* What is required: Gather from the listing below each line that includes the word "https", and copy it.

Source records
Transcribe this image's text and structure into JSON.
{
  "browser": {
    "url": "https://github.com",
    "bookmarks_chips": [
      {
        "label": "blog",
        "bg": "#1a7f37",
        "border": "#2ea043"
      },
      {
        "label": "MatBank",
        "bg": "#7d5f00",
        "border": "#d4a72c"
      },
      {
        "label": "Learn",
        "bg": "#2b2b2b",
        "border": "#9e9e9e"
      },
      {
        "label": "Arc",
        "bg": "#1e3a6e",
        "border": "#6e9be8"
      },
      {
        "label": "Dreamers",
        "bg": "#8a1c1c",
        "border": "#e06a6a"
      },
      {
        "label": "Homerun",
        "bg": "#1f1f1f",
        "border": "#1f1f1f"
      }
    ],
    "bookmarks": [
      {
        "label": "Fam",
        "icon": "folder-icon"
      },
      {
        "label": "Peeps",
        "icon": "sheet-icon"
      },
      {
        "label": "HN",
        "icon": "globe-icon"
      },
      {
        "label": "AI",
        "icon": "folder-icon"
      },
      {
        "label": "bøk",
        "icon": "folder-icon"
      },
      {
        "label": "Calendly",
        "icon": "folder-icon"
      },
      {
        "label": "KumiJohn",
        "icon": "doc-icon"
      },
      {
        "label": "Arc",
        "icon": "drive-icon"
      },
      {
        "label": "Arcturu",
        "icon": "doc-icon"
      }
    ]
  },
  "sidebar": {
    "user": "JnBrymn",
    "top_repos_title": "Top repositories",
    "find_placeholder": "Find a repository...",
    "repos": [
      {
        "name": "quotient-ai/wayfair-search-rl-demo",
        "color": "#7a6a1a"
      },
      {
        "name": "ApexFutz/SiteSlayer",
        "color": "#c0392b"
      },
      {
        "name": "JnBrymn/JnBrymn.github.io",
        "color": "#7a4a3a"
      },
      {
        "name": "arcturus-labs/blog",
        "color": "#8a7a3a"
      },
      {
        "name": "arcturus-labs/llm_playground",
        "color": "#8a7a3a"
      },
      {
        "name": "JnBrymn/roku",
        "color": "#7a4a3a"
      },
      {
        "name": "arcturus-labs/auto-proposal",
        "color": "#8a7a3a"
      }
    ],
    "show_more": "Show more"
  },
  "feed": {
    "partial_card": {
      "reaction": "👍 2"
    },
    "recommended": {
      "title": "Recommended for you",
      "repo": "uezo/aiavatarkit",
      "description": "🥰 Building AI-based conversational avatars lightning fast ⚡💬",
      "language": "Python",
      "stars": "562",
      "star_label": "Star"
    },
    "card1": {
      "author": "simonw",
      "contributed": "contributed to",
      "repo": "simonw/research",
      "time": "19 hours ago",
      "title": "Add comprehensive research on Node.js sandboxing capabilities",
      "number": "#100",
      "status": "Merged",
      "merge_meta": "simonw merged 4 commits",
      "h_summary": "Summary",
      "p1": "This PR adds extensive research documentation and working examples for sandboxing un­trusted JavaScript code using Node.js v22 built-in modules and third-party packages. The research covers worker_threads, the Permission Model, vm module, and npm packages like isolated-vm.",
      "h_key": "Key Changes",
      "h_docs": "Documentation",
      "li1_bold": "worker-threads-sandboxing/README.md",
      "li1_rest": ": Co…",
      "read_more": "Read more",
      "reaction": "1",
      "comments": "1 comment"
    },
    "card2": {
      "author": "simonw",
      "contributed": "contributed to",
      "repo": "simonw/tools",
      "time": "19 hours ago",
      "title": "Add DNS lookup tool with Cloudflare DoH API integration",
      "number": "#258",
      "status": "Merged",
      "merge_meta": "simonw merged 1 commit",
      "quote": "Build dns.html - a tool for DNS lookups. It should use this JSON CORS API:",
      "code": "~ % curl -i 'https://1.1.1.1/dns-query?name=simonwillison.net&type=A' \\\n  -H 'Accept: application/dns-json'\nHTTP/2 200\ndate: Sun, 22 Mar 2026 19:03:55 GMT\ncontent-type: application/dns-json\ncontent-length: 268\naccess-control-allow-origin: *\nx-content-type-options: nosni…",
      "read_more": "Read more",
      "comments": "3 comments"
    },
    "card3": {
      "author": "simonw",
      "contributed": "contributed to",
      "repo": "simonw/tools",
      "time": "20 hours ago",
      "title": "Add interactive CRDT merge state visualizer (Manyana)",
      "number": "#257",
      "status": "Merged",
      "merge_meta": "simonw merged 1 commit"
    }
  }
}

* The completed task:
    "url": "https://github.com",
      "code": "~ % curl -i 'https://1.1.1.1/dns-query?name=simonwillison.net&type=A' \\\n  -H 'Accept: application/dns-json'\nHTTP/2 200\ndate: Sun, 22 Mar 2026 19:03:55 GMT\ncontent-type: application/dns-json\ncontent-length: 268\naccess-control-allow-origin: *\nx-content-type-options: nosni…",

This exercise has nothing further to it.